### TASK TO COMPLETE:
Wherever the word "step" appears in a line, extract that line.

### RECORD EXTRACTS:
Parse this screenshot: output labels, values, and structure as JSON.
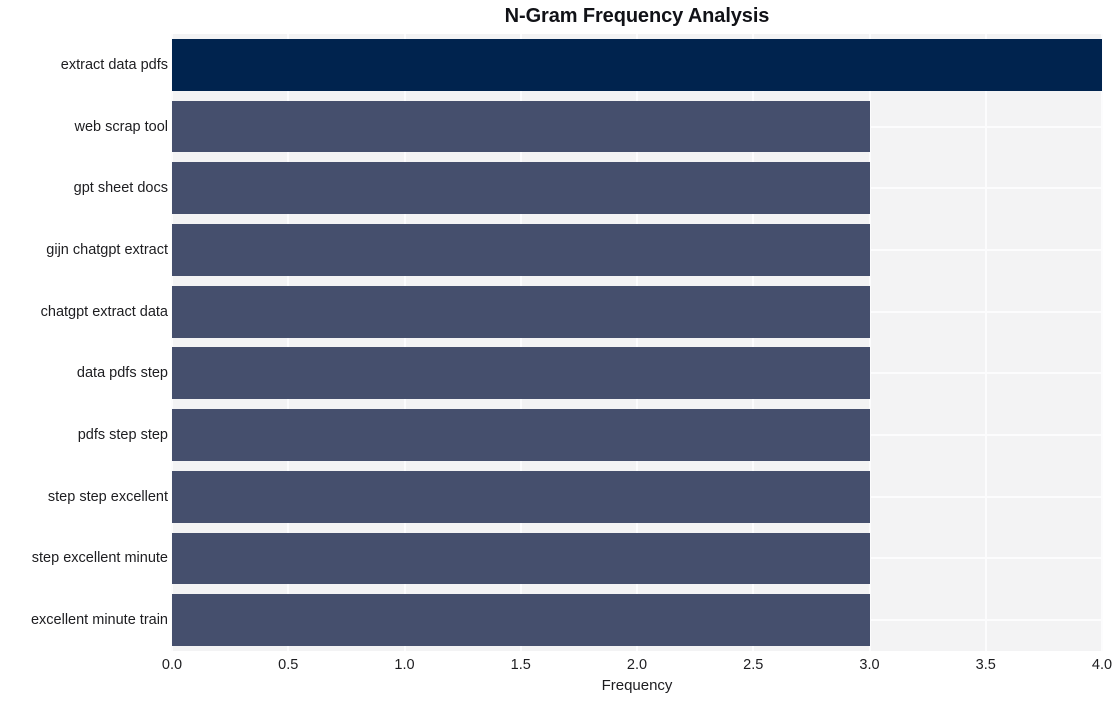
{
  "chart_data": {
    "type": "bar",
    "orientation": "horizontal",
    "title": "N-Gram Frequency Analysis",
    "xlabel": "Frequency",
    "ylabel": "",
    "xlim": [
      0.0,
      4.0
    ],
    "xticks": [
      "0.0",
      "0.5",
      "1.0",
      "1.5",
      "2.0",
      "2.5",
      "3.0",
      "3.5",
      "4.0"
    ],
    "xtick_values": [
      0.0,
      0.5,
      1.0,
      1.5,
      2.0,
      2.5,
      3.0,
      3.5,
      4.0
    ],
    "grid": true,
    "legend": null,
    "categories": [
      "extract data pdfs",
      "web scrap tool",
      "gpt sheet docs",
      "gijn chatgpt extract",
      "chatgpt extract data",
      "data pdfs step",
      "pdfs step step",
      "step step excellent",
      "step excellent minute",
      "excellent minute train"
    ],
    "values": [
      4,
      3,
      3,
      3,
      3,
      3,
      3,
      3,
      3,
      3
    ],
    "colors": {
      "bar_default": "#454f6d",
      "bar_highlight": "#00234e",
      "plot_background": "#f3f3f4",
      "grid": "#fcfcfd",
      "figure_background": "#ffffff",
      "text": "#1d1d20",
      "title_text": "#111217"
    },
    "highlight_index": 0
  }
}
==
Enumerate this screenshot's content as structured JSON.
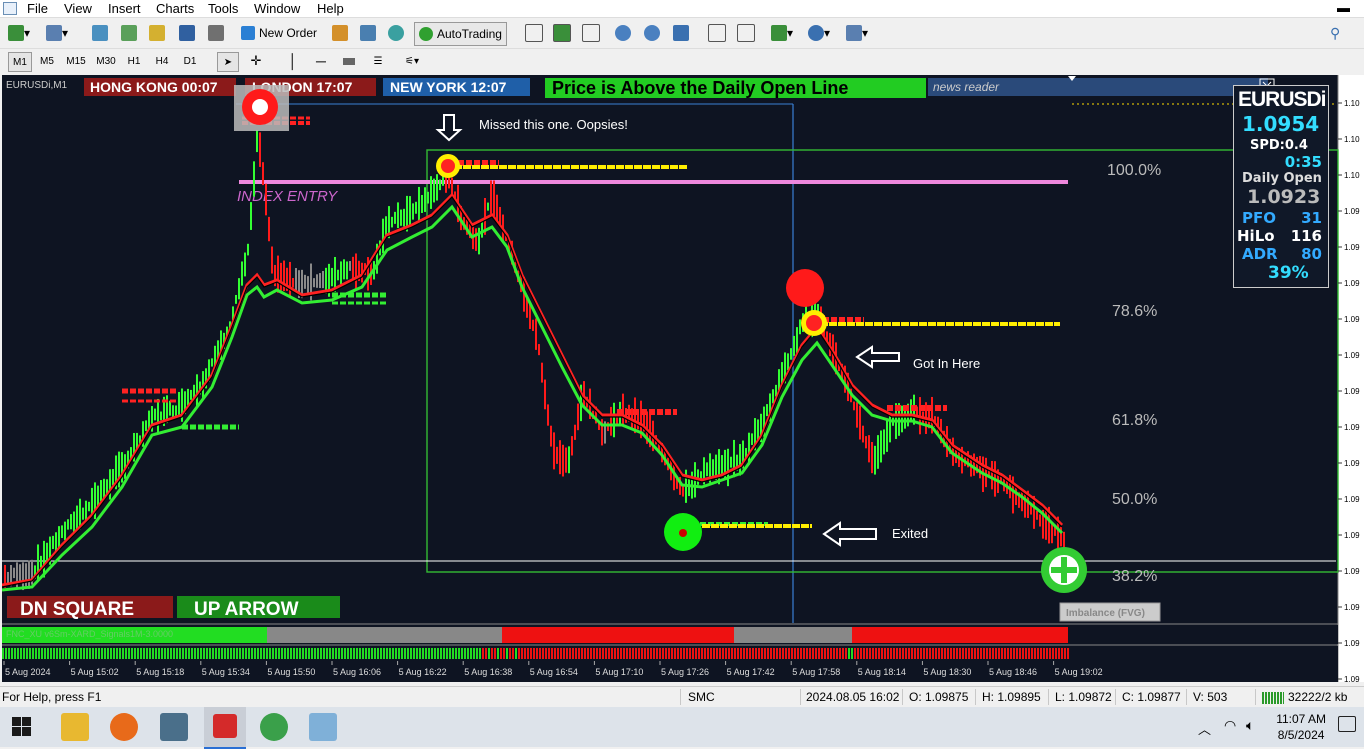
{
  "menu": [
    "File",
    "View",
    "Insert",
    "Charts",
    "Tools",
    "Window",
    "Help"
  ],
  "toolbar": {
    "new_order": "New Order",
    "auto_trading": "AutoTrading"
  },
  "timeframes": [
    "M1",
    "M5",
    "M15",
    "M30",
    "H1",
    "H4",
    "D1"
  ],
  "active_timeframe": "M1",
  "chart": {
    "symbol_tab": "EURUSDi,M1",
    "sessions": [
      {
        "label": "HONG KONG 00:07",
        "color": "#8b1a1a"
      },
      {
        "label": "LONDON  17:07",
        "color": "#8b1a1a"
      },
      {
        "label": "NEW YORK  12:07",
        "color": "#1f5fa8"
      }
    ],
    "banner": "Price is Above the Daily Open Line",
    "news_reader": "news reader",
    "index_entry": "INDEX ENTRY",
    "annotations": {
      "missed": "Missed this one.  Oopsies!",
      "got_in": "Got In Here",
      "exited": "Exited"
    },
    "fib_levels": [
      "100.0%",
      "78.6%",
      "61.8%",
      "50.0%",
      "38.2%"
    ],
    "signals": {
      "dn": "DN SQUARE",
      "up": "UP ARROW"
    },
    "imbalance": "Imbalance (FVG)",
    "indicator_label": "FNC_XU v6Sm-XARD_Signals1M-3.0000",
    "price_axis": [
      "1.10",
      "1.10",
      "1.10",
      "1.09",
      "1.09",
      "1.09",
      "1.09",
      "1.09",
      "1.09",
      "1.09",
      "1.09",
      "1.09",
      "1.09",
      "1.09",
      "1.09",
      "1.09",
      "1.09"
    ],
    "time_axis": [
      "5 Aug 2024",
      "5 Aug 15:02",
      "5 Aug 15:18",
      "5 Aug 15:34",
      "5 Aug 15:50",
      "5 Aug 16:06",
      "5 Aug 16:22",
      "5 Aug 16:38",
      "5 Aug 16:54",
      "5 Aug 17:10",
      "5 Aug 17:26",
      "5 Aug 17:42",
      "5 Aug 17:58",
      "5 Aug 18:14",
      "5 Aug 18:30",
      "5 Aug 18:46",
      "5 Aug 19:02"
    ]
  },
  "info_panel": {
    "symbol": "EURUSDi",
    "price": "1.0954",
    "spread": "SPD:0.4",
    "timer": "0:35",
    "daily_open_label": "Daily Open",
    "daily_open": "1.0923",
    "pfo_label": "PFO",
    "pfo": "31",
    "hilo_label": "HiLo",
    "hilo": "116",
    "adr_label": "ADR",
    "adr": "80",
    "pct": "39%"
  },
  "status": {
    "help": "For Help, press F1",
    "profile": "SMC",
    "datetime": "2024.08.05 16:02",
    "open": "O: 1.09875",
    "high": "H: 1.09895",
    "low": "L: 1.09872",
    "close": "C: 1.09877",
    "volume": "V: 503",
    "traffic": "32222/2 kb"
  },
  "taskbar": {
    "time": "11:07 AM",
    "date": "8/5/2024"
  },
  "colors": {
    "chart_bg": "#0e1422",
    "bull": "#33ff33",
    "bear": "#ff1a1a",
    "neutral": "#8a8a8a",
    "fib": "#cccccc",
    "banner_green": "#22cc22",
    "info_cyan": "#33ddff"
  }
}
---
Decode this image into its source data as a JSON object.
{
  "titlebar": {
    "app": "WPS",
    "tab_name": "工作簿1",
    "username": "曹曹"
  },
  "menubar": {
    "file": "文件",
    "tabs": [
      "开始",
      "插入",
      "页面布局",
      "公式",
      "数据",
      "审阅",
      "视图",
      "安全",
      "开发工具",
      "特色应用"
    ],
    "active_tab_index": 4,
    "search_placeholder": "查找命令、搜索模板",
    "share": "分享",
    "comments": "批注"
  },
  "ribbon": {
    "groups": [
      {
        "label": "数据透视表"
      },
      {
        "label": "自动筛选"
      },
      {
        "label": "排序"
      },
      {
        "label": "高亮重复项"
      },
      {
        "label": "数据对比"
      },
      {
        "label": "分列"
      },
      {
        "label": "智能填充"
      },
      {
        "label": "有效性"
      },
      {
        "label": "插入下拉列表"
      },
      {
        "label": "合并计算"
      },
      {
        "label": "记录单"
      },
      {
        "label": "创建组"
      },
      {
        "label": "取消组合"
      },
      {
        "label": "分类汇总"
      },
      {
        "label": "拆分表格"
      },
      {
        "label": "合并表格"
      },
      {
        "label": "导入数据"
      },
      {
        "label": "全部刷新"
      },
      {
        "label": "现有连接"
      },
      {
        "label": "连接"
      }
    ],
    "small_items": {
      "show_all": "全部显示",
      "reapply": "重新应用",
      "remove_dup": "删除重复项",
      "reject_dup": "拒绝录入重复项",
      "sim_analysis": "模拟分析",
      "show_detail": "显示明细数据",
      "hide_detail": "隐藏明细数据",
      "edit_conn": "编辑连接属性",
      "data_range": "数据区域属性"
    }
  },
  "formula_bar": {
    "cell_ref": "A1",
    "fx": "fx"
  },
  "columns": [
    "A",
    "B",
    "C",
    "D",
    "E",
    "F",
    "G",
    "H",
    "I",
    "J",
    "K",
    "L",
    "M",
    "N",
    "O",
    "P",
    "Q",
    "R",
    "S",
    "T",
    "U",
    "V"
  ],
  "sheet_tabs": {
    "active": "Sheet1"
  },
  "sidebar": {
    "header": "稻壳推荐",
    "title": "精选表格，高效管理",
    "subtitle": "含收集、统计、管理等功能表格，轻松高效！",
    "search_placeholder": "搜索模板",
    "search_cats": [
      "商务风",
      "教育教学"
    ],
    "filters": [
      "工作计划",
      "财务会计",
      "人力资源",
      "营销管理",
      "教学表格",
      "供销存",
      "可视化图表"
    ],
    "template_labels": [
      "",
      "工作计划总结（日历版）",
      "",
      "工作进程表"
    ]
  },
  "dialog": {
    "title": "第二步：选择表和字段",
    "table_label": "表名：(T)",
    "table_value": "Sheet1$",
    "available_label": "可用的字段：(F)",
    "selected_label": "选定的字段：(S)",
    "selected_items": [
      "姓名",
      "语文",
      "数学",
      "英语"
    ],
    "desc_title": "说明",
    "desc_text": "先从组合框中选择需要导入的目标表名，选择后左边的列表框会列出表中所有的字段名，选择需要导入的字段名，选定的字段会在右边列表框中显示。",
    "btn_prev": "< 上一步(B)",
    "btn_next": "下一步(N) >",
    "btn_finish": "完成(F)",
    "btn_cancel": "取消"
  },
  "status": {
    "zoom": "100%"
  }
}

### FINISHED TASK:
      "data pdfs step",
      "pdfs step step",
      "step step excellent",
      "step excellent minute",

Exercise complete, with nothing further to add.